-- begin --

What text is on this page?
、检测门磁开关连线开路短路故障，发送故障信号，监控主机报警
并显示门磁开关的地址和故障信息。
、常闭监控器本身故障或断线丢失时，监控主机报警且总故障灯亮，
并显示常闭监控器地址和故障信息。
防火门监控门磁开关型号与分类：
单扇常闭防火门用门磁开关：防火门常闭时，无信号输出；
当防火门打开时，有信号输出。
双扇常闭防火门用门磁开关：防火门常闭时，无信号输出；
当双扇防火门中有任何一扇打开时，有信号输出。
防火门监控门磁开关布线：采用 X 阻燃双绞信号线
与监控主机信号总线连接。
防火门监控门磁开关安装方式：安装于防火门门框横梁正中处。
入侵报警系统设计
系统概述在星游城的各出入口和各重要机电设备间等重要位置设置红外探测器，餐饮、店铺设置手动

-- end --

=== Requirement ===
Repeat the entries shown above, every one, word for word.

=== Worked solution ===
What text is on this page?
、检测门磁开关连线开路短路故障，发送故障信号，监控主机报警
并显示门磁开关的地址和故障信息。
、常闭监控器本身故障或断线丢失时，监控主机报警且总故障灯亮，
并显示常闭监控器地址和故障信息。
防火门监控门磁开关型号与分类：
单扇常闭防火门用门磁开关：防火门常闭时，无信号输出；
当防火门打开时，有信号输出。
双扇常闭防火门用门磁开关：防火门常闭时，无信号输出；
当双扇防火门中有任何一扇打开时，有信号输出。
防火门监控门磁开关布线：采用 X 阻燃双绞信号线
与监控主机信号总线连接。
防火门监控门磁开关安装方式：安装于防火门门框横梁正中处。
入侵报警系统设计
系统概述在星游城的各出入口和各重要机电设备间等重要位置设置红外探测器，餐饮、店铺设置手动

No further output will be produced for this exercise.